GIVEN PROBLEM:
Locate the string "color" in the listing below. Copy every line where it is found.

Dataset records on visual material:
** Begin **

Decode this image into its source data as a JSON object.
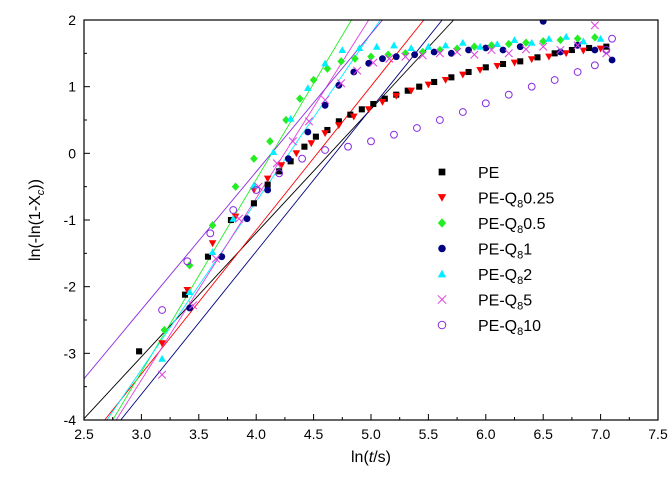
{
  "chart_data": {
    "type": "scatter",
    "xlabel_pre": "ln(",
    "xlabel_italic": "t",
    "xlabel_post": "/s)",
    "ylabel_pre": "ln(-ln(1-X",
    "ylabel_sub": "c",
    "ylabel_post": "))",
    "xlim": [
      2.5,
      7.5
    ],
    "ylim": [
      -4,
      2
    ],
    "xticks": [
      "2.5",
      "3.0",
      "3.5",
      "4.0",
      "4.5",
      "5.0",
      "5.5",
      "6.0",
      "6.5",
      "7.0",
      "7.5"
    ],
    "yticks": [
      "-4",
      "-3",
      "-2",
      "-1",
      "0",
      "1",
      "2"
    ],
    "legend_position": "right-center",
    "series": [
      {
        "name_main": "PE",
        "name_sub": "",
        "name_tail": "",
        "color": "#000000",
        "marker": "square",
        "x": [
          2.98,
          3.38,
          3.58,
          3.78,
          3.98,
          4.1,
          4.2,
          4.3,
          4.42,
          4.52,
          4.62,
          4.72,
          4.82,
          4.92,
          5.02,
          5.12,
          5.22,
          5.32,
          5.42,
          5.55,
          5.7,
          5.85,
          6.0,
          6.15,
          6.3,
          6.45,
          6.6,
          6.75,
          6.9,
          7.05
        ],
        "y": [
          -2.97,
          -2.12,
          -1.55,
          -1.0,
          -0.75,
          -0.47,
          -0.27,
          -0.12,
          0.1,
          0.25,
          0.35,
          0.48,
          0.58,
          0.66,
          0.74,
          0.82,
          0.88,
          0.94,
          1.0,
          1.07,
          1.14,
          1.22,
          1.29,
          1.34,
          1.38,
          1.44,
          1.5,
          1.55,
          1.58,
          1.6
        ],
        "fit": [
          [
            2.5,
            -3.98
          ],
          [
            5.72,
            2.0
          ]
        ]
      },
      {
        "name_main": "PE-Q",
        "name_sub": "8",
        "name_tail": "0.25",
        "color": "#ff0000",
        "marker": "triangle-down",
        "x": [
          3.18,
          3.4,
          3.62,
          3.82,
          3.98,
          4.1,
          4.22,
          4.35,
          4.48,
          4.6,
          4.72,
          4.85,
          4.98,
          5.1,
          5.22,
          5.35,
          5.5,
          5.65,
          5.8,
          5.95,
          6.1,
          6.25,
          6.4,
          6.55,
          6.7,
          6.85,
          7.0
        ],
        "y": [
          -2.85,
          -2.05,
          -1.35,
          -0.95,
          -0.55,
          -0.38,
          -0.18,
          0.0,
          0.15,
          0.3,
          0.42,
          0.55,
          0.66,
          0.77,
          0.86,
          0.94,
          1.03,
          1.1,
          1.18,
          1.25,
          1.31,
          1.36,
          1.41,
          1.45,
          1.5,
          1.54,
          1.57
        ],
        "fit": [
          [
            2.68,
            -4.0
          ],
          [
            5.46,
            2.0
          ]
        ]
      },
      {
        "name_main": "PE-Q",
        "name_sub": "8",
        "name_tail": "0.5",
        "color": "#22ee22",
        "marker": "diamond",
        "x": [
          3.2,
          3.42,
          3.62,
          3.82,
          3.98,
          4.12,
          4.26,
          4.38,
          4.5,
          4.62,
          4.74,
          4.86,
          5.0,
          5.15,
          5.3,
          5.45,
          5.6,
          5.75,
          5.9,
          6.05,
          6.2,
          6.35,
          6.5,
          6.65,
          6.8,
          6.95
        ],
        "y": [
          -2.65,
          -1.68,
          -1.08,
          -0.5,
          -0.08,
          0.18,
          0.5,
          0.82,
          1.1,
          1.27,
          1.38,
          1.42,
          1.45,
          1.48,
          1.5,
          1.52,
          1.55,
          1.57,
          1.6,
          1.62,
          1.64,
          1.66,
          1.68,
          1.7,
          1.72,
          1.74
        ],
        "fit": [
          [
            2.75,
            -4.0
          ],
          [
            4.83,
            2.0
          ]
        ]
      },
      {
        "name_main": "PE-Q",
        "name_sub": "8",
        "name_tail": "1",
        "color": "#000080",
        "marker": "circle",
        "x": [
          3.42,
          3.7,
          3.92,
          4.1,
          4.28,
          4.45,
          4.6,
          4.72,
          4.85,
          4.98,
          5.1,
          5.22,
          5.38,
          5.55,
          5.7,
          5.85,
          6.0,
          6.15,
          6.3,
          6.5,
          6.65,
          6.8,
          6.95,
          7.1
        ],
        "y": [
          -2.32,
          -1.55,
          -0.98,
          -0.55,
          -0.08,
          0.32,
          0.72,
          1.02,
          1.22,
          1.35,
          1.42,
          1.45,
          1.48,
          1.52,
          1.5,
          1.55,
          1.58,
          1.55,
          1.6,
          1.98,
          1.52,
          1.62,
          1.55,
          1.4
        ],
        "fit": [
          [
            2.82,
            -4.0
          ],
          [
            5.62,
            2.0
          ]
        ]
      },
      {
        "name_main": "PE-Q",
        "name_sub": "8",
        "name_tail": "2",
        "color": "#00eeff",
        "marker": "triangle-up",
        "x": [
          3.18,
          3.42,
          3.62,
          3.8,
          3.98,
          4.15,
          4.3,
          4.45,
          4.6,
          4.75,
          4.9,
          5.05,
          5.2,
          5.35,
          5.5,
          5.65,
          5.8,
          5.95,
          6.1,
          6.25,
          6.4,
          6.55,
          6.7,
          6.85,
          7.0
        ],
        "y": [
          -3.08,
          -2.08,
          -1.48,
          -0.98,
          -0.48,
          0.02,
          0.52,
          0.98,
          1.35,
          1.55,
          1.58,
          1.6,
          1.62,
          1.58,
          1.6,
          1.62,
          1.66,
          1.6,
          1.64,
          1.7,
          1.66,
          1.72,
          1.75,
          1.68,
          1.72
        ],
        "fit": [
          [
            2.7,
            -4.0
          ],
          [
            5.08,
            2.0
          ]
        ]
      },
      {
        "name_main": "PE-Q",
        "name_sub": "8",
        "name_tail": "5",
        "color": "#e040e0",
        "marker": "cross",
        "x": [
          3.18,
          3.45,
          3.65,
          3.85,
          4.02,
          4.18,
          4.32,
          4.46,
          4.6,
          4.74,
          4.88,
          5.02,
          5.16,
          5.3,
          5.45,
          5.6,
          5.75,
          5.9,
          6.05,
          6.2,
          6.35,
          6.5,
          6.65,
          6.8,
          6.95,
          7.05
        ],
        "y": [
          -3.32,
          -2.28,
          -1.58,
          -0.98,
          -0.5,
          -0.15,
          0.18,
          0.48,
          0.8,
          1.05,
          1.24,
          1.36,
          1.42,
          1.45,
          1.47,
          1.5,
          1.52,
          1.48,
          1.55,
          1.5,
          1.56,
          1.6,
          1.55,
          1.62,
          1.92,
          1.5
        ],
        "fit": [
          [
            2.78,
            -4.0
          ],
          [
            4.98,
            2.0
          ]
        ]
      },
      {
        "name_main": "PE-Q",
        "name_sub": "8",
        "name_tail": "10",
        "color": "#8a2be2",
        "marker": "circle-open",
        "x": [
          3.18,
          3.4,
          3.6,
          3.8,
          4.0,
          4.2,
          4.4,
          4.6,
          4.8,
          5.0,
          5.2,
          5.4,
          5.6,
          5.8,
          6.0,
          6.2,
          6.4,
          6.6,
          6.8,
          6.95,
          7.05,
          7.1
        ],
        "y": [
          -2.35,
          -1.62,
          -1.2,
          -0.85,
          -0.55,
          -0.3,
          -0.08,
          0.05,
          0.1,
          0.18,
          0.28,
          0.38,
          0.5,
          0.62,
          0.75,
          0.88,
          1.0,
          1.1,
          1.22,
          1.32,
          1.55,
          1.72
        ],
        "fit": [
          [
            2.5,
            -3.38
          ],
          [
            5.1,
            2.0
          ]
        ]
      }
    ]
  }
}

** End **

SOLUTION FOR THIS TASK:
        "color": "#000000",
        "color": "#ff0000",
        "color": "#22ee22",
        "color": "#000080",
        "color": "#00eeff",
        "color": "#e040e0",
        "color": "#8a2be2",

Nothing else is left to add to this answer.